• Task objective
Keep only the lines of the data below that contain "username", and copy them.

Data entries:
** start **

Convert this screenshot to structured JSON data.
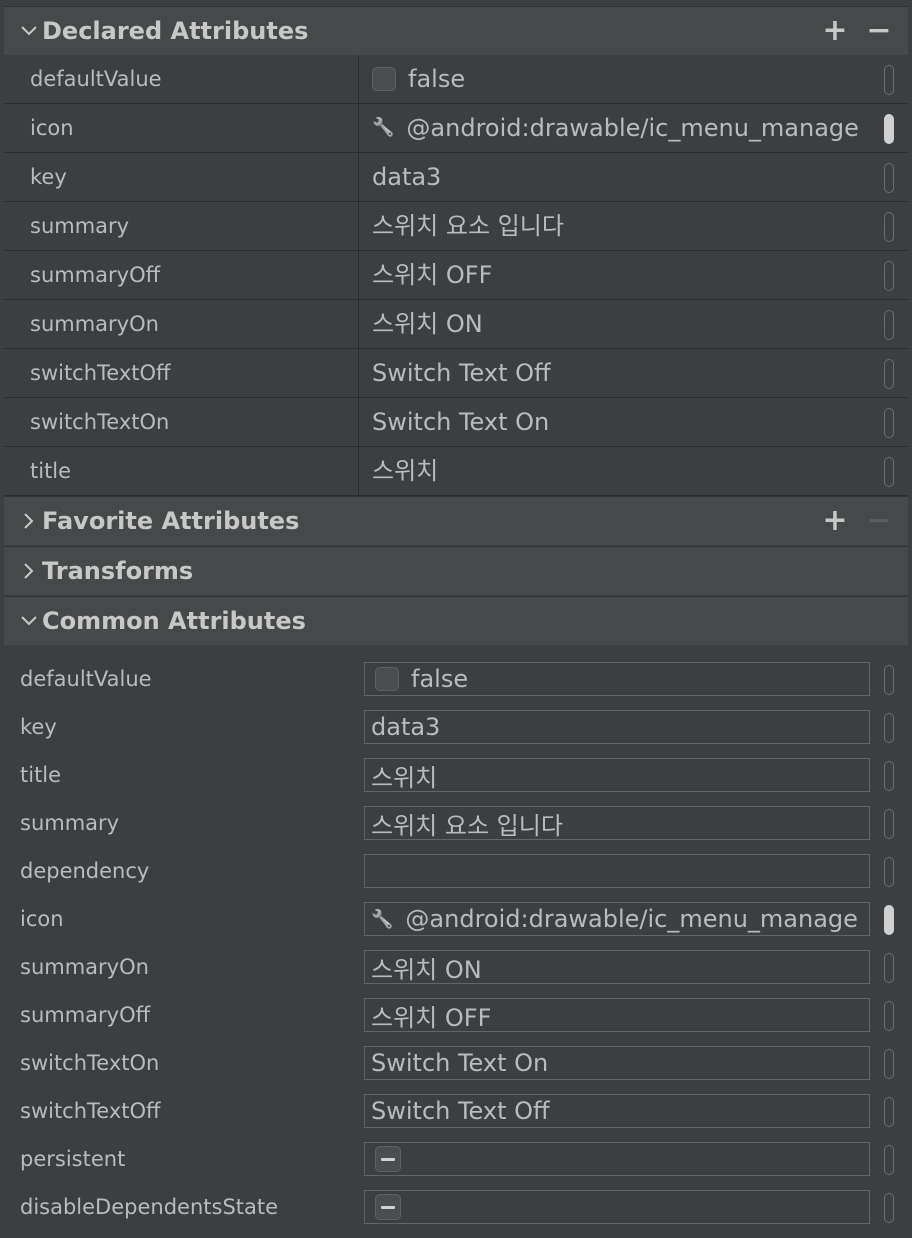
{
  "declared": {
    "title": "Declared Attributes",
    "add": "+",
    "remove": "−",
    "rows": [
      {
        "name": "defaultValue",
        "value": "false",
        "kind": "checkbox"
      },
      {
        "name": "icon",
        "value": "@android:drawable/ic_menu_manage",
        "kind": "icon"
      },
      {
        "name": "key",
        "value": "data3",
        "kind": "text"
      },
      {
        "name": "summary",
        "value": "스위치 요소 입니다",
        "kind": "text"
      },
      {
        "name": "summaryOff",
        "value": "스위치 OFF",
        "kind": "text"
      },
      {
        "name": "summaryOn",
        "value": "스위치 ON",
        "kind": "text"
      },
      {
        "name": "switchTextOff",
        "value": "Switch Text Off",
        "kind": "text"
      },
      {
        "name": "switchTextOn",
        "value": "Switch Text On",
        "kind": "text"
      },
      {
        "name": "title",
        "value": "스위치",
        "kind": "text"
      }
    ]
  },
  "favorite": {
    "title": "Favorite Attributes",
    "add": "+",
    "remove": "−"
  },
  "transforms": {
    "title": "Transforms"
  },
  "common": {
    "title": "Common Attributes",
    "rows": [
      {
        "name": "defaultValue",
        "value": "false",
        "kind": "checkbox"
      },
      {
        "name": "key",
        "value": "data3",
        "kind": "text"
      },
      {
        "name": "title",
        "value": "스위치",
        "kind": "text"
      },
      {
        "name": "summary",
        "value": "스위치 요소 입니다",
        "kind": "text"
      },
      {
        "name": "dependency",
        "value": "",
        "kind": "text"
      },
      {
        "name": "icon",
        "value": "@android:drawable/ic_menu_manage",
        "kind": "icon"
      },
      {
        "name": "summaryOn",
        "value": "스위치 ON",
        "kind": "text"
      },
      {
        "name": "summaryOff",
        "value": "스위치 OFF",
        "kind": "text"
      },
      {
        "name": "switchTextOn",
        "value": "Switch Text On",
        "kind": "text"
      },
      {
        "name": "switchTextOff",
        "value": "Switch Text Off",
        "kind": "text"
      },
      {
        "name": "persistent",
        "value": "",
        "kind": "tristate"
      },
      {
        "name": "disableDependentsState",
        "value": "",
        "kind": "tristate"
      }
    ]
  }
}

** end **
** start **

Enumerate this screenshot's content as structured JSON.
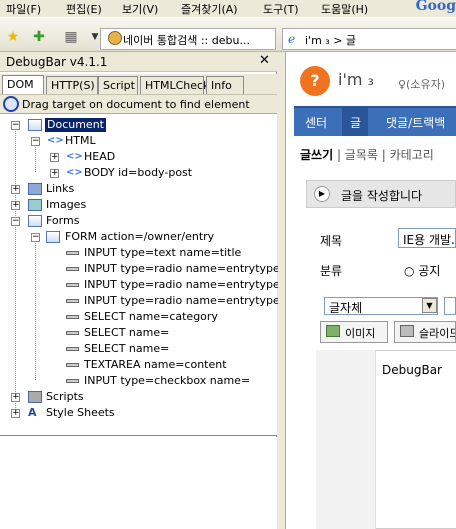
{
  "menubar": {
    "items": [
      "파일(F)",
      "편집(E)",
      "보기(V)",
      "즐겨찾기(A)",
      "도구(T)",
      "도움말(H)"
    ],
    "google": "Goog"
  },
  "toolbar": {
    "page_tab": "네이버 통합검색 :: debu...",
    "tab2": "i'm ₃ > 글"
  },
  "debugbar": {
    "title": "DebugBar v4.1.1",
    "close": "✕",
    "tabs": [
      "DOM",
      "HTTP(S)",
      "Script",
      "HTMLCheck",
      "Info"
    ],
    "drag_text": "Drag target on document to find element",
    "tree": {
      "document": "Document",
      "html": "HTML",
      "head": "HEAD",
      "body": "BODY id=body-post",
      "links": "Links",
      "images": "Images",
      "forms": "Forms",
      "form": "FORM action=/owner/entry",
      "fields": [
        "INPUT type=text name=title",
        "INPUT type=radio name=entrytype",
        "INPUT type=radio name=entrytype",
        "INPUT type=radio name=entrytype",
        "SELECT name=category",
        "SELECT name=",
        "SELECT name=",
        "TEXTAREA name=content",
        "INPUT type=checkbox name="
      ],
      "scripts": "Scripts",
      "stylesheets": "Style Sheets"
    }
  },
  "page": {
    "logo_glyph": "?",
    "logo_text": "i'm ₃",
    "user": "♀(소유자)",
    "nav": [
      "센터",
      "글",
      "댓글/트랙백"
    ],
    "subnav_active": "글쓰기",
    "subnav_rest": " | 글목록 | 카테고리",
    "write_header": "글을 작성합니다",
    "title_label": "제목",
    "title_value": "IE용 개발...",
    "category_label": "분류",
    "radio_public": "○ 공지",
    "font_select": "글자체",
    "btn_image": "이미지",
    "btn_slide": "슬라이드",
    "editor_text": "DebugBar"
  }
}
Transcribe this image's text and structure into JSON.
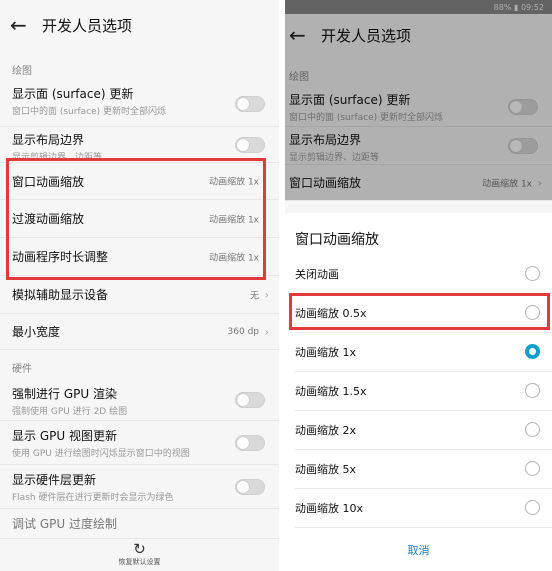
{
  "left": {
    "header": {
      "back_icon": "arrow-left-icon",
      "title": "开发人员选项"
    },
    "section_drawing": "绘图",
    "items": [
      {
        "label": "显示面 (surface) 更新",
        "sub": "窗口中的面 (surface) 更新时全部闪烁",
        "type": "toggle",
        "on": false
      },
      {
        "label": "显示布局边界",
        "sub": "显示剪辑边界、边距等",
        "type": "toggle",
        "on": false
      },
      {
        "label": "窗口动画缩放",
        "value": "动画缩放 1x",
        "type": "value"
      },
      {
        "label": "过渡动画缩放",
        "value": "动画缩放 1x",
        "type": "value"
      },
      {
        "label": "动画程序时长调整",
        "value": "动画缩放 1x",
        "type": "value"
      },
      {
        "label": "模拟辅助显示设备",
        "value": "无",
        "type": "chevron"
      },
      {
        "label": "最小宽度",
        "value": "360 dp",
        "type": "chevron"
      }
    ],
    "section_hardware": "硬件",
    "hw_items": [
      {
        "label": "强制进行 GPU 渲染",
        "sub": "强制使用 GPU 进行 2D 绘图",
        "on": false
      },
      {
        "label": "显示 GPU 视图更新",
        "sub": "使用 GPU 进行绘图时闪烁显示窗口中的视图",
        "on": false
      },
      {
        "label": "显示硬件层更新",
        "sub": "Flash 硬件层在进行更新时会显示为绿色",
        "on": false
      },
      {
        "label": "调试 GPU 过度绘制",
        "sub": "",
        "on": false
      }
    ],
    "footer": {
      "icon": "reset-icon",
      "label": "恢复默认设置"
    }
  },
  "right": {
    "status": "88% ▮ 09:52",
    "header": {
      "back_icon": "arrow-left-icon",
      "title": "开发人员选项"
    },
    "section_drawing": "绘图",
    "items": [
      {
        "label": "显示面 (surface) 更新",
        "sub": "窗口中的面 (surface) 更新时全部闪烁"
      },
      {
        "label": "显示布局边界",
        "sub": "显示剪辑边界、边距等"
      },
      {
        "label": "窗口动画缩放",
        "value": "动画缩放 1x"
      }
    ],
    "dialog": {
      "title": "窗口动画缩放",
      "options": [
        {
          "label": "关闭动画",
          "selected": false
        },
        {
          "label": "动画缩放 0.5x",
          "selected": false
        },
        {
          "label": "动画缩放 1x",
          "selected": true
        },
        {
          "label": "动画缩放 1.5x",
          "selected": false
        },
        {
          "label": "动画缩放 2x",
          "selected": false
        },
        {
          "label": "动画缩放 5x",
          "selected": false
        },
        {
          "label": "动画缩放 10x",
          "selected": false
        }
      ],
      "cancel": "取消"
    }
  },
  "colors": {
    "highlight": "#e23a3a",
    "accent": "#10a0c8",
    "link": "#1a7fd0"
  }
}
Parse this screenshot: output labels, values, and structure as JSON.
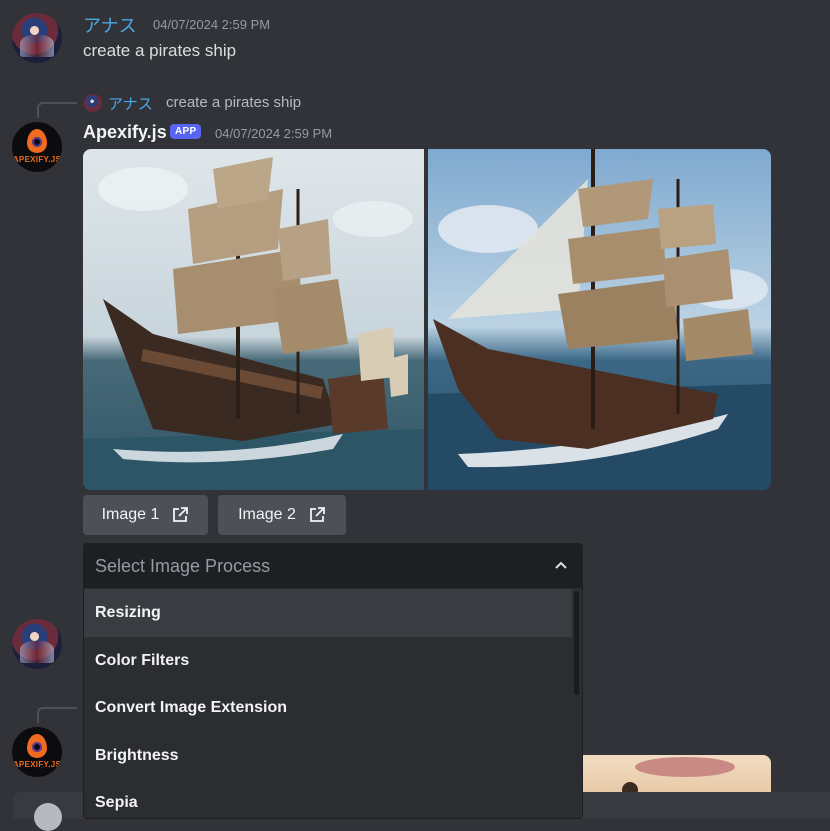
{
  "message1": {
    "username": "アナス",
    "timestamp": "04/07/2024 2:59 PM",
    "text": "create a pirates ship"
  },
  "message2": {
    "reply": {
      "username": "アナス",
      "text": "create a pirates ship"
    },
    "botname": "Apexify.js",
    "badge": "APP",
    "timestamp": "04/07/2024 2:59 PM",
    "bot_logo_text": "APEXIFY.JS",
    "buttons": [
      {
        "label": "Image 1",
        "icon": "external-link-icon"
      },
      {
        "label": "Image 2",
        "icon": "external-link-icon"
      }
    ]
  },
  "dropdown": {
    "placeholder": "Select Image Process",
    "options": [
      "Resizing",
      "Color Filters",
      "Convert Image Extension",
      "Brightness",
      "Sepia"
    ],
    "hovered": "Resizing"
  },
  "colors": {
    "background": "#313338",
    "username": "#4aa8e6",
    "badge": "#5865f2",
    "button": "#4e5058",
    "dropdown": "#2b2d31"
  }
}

** end **

• Complete answer
    "username": "アナス",
      "username": "アナス",
    "username": "#4aa8e6",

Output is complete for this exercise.